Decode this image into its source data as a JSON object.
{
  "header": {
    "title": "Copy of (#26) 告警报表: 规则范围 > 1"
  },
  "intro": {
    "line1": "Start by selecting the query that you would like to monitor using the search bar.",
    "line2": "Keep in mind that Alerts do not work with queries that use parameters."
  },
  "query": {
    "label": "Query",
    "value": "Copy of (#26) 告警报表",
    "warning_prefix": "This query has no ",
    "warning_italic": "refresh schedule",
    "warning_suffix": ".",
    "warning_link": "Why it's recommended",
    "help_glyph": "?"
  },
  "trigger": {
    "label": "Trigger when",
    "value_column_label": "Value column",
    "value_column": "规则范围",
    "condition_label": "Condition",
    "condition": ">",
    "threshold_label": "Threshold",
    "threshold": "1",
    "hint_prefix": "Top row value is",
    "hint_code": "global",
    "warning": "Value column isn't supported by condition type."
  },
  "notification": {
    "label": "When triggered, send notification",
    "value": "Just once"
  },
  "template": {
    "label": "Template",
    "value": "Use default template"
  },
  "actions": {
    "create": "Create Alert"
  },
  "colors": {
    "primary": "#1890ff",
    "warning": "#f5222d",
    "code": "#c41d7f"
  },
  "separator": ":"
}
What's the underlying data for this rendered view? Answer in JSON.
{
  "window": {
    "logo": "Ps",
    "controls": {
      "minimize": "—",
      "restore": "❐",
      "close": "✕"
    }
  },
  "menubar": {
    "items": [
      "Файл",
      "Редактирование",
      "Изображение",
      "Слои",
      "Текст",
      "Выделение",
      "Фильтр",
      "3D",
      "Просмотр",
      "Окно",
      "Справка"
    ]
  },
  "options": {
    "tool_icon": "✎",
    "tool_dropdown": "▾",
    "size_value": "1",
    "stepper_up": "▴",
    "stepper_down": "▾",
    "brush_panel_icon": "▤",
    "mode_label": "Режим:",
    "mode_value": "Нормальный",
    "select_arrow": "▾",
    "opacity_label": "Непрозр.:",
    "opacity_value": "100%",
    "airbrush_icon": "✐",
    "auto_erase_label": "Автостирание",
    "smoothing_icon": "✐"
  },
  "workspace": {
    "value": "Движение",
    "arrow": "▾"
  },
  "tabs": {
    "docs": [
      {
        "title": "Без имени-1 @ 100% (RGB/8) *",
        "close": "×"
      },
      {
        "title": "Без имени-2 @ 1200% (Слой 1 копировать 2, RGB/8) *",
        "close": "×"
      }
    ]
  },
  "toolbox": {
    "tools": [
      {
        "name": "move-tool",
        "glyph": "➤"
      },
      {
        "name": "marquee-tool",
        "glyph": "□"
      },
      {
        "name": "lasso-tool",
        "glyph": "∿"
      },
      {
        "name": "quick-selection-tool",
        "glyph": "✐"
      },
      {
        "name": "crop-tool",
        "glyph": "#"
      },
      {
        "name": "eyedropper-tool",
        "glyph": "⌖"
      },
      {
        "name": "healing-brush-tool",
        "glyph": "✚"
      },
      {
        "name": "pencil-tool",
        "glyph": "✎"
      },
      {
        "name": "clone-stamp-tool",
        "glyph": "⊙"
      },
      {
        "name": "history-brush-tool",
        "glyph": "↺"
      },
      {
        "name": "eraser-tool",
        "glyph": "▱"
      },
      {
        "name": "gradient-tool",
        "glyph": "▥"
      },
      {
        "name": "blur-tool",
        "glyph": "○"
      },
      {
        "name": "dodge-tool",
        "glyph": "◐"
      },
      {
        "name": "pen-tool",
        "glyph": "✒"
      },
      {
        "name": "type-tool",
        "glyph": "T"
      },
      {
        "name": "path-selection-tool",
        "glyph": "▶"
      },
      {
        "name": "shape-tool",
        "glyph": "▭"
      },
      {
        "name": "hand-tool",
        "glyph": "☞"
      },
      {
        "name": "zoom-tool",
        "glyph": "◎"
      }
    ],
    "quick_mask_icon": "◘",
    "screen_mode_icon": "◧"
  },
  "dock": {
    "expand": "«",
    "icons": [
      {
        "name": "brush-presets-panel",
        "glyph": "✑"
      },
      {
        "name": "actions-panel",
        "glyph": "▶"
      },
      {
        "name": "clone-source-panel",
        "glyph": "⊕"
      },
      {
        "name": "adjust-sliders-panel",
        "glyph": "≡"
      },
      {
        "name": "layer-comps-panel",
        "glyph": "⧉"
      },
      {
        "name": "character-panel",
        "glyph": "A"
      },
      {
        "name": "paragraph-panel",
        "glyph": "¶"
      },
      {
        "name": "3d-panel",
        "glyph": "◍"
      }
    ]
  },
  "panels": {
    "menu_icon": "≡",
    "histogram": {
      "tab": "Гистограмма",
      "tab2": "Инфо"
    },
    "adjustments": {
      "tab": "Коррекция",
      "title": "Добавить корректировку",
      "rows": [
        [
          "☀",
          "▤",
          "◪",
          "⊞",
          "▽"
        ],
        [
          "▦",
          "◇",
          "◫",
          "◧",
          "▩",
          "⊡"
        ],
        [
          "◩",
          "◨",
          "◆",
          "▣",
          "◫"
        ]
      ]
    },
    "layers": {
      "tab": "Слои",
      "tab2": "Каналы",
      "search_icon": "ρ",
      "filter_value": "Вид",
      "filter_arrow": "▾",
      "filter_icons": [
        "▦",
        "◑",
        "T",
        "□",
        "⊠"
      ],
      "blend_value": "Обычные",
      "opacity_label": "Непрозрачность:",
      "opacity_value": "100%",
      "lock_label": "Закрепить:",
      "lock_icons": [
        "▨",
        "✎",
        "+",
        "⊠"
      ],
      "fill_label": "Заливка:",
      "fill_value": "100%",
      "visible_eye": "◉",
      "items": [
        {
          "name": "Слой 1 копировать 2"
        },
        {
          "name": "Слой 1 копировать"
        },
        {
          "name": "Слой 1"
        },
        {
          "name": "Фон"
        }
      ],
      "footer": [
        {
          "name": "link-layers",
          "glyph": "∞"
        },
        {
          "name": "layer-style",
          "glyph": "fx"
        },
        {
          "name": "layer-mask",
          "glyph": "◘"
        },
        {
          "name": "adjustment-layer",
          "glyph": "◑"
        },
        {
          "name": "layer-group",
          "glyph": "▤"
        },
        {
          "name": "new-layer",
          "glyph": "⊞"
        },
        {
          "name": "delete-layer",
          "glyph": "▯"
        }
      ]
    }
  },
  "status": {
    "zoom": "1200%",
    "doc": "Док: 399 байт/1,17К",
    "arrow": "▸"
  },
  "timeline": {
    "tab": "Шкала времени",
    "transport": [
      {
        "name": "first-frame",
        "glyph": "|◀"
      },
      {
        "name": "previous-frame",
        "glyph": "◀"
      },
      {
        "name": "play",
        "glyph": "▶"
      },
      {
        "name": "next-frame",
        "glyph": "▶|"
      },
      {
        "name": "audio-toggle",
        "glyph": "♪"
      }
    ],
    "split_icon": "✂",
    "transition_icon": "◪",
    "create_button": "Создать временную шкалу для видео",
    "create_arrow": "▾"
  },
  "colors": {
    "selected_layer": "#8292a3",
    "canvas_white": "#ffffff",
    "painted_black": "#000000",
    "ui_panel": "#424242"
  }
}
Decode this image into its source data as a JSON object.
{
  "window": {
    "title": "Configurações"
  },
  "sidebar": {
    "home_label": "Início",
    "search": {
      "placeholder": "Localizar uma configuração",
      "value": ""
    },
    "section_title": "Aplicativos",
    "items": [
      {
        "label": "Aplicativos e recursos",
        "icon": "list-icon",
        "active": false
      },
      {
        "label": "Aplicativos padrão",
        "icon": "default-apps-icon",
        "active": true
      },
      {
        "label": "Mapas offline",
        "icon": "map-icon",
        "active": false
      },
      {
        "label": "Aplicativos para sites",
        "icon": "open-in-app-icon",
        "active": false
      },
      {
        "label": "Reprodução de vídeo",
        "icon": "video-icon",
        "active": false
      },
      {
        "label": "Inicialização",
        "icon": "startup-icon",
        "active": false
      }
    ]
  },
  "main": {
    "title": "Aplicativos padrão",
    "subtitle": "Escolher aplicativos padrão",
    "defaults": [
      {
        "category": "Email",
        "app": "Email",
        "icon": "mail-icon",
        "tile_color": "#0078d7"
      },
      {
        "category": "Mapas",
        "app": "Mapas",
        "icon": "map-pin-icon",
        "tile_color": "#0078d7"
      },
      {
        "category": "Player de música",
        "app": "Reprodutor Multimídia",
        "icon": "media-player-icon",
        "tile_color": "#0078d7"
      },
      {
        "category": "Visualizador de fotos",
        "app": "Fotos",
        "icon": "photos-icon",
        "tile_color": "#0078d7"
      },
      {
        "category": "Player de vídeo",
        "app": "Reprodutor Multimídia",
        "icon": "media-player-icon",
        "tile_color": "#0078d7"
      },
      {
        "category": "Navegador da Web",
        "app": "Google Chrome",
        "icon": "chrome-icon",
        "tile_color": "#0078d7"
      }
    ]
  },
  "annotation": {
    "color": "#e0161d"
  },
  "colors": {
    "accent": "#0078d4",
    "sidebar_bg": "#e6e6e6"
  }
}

Goal of the exercise>
Lines that include the word "type" are to be extracted from the data above.

Answer to the problem>
    "warning": "Value column isn't supported by condition type."
        "name": "type-tool",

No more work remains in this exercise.